Given request —
Your task is to count the lines of the entries below that include the word "right" and to give only the resulting number.

Record excerpts —

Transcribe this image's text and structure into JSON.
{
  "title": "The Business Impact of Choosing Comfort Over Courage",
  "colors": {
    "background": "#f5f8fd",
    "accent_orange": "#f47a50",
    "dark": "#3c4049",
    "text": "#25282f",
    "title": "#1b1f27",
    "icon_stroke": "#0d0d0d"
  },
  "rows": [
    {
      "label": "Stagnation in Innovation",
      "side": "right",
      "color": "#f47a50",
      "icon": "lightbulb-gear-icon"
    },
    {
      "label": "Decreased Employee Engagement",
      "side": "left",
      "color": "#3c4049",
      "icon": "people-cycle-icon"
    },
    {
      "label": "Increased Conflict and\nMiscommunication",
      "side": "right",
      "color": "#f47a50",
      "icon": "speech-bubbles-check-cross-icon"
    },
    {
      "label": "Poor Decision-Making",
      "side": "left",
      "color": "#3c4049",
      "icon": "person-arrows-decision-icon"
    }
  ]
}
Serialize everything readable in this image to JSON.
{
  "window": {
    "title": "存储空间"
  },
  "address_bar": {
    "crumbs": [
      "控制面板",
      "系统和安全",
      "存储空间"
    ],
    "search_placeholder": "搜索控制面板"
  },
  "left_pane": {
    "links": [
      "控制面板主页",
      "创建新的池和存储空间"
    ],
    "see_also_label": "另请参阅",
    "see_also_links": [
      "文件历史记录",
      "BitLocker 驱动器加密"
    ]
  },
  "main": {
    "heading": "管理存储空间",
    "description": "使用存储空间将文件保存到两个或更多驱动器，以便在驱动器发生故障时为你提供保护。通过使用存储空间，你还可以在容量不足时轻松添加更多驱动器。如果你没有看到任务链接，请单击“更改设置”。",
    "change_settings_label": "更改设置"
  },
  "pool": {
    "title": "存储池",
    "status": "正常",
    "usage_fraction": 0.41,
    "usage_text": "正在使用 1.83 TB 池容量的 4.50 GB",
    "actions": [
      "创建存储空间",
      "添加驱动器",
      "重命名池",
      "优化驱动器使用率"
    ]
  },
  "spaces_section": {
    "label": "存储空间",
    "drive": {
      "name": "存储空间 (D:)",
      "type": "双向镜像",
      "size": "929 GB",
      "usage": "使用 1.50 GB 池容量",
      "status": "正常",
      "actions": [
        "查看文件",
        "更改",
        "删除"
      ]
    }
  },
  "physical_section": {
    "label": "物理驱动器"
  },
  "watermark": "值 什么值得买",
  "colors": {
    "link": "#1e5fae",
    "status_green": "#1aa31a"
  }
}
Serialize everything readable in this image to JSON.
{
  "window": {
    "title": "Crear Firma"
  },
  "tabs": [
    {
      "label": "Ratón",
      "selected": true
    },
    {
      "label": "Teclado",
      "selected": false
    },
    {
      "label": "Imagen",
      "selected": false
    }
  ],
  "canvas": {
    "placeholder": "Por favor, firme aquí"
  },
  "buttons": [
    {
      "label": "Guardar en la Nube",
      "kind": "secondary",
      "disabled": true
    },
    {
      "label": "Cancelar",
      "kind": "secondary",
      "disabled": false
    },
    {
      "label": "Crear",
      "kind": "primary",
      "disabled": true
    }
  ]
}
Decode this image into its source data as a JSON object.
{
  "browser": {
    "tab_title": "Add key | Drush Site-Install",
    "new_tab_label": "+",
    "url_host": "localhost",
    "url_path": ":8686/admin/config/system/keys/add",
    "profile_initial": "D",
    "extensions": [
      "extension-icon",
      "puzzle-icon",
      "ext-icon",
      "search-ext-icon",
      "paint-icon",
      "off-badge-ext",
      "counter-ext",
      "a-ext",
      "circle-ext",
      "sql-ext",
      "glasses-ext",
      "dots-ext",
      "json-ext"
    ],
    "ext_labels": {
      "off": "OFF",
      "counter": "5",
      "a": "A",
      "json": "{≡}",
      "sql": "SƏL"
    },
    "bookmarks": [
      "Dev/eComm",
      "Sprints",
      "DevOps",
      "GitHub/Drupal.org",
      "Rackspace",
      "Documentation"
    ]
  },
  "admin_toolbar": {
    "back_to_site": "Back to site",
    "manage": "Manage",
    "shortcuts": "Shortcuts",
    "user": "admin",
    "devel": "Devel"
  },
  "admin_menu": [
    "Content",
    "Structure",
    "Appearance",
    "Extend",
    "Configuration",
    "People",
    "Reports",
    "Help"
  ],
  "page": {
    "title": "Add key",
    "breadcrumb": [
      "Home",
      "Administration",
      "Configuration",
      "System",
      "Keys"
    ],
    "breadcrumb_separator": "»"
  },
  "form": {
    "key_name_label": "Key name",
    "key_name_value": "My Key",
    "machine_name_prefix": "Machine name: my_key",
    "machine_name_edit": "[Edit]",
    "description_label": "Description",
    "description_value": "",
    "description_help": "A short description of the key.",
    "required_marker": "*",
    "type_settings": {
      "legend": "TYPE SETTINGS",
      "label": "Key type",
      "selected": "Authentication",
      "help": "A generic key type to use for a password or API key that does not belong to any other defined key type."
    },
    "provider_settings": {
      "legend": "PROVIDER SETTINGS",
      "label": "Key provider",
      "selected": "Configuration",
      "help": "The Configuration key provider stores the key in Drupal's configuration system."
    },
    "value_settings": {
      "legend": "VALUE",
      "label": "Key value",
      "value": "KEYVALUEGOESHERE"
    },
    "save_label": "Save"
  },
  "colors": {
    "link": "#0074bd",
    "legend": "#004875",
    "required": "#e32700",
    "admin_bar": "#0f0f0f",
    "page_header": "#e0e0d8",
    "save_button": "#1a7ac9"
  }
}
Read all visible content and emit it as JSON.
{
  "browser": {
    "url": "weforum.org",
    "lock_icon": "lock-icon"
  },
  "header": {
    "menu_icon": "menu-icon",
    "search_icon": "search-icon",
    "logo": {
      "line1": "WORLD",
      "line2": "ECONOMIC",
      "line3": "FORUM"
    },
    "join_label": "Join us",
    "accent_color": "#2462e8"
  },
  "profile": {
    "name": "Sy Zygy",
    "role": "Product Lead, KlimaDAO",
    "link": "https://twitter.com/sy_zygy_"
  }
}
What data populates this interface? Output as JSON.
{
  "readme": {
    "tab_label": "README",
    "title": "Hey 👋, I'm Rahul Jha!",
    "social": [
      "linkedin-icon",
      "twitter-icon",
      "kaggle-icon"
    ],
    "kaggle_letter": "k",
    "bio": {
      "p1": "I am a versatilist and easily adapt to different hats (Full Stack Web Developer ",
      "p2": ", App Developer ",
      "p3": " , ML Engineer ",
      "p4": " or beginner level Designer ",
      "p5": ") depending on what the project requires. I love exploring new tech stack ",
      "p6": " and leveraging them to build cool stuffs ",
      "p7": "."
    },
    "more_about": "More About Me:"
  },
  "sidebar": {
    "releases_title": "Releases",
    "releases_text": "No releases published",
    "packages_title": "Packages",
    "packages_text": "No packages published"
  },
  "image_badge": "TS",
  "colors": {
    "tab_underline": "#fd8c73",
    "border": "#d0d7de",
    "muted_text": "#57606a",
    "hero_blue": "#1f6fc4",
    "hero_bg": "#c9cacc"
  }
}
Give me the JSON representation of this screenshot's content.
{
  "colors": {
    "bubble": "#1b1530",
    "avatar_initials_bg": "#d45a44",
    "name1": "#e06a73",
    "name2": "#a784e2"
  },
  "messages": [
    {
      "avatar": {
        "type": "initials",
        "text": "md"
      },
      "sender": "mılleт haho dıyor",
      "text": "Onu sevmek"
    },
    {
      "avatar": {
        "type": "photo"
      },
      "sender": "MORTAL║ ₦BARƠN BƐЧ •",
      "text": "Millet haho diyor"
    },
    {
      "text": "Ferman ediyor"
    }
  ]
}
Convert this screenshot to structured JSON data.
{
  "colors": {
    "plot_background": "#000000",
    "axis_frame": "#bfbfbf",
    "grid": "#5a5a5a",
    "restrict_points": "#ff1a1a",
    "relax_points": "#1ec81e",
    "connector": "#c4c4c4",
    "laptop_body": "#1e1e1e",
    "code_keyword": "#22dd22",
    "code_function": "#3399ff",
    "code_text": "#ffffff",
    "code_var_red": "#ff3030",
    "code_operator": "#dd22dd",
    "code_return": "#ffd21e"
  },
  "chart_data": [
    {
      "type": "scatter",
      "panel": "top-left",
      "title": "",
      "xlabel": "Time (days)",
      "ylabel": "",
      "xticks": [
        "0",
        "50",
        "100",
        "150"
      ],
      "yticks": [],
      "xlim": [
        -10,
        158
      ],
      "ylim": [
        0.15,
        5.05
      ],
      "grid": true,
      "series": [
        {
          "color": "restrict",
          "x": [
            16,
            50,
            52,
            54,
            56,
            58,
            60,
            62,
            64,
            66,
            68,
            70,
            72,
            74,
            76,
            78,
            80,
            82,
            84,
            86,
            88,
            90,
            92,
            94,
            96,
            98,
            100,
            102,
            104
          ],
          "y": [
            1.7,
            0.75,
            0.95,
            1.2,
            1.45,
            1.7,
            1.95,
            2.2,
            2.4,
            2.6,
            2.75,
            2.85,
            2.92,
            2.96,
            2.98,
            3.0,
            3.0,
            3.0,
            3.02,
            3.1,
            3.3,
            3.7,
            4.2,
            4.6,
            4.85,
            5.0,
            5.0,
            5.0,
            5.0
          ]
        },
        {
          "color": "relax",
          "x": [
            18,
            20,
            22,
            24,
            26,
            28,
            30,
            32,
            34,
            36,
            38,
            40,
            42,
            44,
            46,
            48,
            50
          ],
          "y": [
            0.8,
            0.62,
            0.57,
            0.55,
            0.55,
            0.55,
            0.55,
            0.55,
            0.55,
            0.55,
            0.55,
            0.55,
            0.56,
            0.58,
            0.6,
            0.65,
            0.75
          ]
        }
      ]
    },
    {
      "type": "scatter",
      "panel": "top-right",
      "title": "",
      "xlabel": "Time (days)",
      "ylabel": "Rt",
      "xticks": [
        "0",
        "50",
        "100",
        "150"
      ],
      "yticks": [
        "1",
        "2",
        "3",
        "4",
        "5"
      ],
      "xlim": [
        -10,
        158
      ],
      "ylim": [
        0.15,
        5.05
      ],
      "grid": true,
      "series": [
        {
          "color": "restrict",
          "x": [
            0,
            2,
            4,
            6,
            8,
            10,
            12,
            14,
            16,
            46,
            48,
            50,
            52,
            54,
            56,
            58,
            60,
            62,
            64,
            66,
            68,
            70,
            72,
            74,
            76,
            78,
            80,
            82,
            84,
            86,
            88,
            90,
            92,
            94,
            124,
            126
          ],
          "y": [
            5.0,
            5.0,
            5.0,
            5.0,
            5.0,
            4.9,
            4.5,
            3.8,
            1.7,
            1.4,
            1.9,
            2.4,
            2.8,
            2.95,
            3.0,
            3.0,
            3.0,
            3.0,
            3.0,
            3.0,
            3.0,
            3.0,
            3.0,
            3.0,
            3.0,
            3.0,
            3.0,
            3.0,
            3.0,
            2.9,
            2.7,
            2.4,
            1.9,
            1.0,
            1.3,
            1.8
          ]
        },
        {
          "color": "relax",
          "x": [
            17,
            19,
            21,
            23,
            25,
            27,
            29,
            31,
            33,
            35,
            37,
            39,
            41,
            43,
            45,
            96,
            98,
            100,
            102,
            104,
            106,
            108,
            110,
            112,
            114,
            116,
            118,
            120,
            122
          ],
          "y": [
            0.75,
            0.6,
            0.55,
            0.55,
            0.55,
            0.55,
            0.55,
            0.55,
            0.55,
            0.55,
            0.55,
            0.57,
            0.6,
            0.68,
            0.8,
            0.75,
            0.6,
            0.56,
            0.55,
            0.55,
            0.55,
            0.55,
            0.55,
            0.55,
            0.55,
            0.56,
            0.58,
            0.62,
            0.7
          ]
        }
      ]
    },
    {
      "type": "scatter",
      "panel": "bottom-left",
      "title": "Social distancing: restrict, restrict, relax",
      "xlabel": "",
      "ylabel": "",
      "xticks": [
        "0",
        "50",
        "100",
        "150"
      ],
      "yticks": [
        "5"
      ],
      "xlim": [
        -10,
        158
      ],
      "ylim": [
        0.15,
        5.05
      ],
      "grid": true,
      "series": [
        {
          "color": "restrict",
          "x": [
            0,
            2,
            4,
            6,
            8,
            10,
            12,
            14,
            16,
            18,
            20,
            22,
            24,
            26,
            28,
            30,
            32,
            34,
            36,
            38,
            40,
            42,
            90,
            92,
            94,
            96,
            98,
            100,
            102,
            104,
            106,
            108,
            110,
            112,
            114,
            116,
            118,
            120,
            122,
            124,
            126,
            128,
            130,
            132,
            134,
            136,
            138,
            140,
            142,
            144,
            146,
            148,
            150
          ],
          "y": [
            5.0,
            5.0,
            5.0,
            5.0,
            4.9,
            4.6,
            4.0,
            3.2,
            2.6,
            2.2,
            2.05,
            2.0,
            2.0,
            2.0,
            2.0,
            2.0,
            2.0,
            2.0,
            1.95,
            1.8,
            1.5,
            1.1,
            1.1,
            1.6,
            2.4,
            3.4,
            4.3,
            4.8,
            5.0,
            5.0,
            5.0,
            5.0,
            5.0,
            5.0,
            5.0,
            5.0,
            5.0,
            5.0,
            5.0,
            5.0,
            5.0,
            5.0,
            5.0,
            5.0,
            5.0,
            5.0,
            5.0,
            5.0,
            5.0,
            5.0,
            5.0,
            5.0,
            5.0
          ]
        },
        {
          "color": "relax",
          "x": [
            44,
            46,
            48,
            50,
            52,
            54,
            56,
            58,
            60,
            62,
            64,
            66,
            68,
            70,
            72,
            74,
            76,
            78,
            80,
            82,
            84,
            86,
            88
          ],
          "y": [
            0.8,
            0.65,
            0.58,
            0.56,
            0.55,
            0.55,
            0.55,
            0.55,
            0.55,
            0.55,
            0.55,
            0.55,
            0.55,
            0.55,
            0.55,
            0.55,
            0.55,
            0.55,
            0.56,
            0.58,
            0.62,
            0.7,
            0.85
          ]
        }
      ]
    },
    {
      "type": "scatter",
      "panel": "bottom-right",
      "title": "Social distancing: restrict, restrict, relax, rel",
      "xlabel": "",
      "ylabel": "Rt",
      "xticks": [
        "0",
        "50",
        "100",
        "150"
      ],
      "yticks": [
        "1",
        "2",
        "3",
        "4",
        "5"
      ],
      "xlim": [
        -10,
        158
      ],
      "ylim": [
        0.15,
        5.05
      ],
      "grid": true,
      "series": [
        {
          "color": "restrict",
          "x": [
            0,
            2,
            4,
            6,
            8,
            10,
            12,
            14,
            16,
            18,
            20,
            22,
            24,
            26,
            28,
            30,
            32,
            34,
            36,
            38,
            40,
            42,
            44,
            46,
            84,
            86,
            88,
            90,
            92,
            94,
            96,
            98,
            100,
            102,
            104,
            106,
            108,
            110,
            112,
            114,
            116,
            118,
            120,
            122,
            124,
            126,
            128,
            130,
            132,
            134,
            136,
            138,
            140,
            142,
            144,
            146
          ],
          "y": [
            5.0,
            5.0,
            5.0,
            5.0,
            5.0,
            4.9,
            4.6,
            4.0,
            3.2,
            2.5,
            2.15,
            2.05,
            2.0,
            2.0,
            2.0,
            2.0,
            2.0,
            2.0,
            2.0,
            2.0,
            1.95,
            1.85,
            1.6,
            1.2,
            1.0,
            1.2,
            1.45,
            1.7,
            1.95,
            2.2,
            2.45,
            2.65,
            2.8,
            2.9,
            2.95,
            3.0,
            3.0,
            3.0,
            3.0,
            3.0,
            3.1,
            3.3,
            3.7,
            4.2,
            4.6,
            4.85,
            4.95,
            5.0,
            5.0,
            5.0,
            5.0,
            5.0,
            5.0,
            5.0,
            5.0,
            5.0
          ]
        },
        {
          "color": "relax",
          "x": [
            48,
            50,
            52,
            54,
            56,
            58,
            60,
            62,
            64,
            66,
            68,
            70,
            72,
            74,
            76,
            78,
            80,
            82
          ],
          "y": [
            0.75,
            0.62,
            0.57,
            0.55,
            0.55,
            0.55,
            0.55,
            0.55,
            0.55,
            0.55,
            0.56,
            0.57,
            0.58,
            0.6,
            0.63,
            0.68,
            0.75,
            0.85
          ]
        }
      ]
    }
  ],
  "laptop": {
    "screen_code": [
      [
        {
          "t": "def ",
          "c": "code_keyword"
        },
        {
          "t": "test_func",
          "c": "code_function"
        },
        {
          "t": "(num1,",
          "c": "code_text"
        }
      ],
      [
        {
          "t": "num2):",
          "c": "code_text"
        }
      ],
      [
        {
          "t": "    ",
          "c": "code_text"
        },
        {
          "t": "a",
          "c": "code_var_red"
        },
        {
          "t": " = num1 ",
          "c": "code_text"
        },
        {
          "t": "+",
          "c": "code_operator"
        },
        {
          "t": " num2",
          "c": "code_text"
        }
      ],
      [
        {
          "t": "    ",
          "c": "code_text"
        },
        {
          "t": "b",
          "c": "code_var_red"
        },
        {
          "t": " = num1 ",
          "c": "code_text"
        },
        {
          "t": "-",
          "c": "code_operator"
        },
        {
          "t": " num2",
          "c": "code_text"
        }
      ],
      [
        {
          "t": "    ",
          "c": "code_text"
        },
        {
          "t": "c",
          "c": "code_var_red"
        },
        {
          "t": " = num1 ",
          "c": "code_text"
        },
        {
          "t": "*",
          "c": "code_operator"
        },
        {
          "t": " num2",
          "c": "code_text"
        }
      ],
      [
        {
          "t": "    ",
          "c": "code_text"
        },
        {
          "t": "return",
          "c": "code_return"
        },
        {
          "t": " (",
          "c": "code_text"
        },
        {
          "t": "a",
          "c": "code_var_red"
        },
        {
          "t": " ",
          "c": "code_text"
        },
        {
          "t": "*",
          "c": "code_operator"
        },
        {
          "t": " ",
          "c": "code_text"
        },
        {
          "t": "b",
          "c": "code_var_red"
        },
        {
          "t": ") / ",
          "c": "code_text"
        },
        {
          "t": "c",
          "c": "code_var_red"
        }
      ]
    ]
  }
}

Reply to the exercise —
4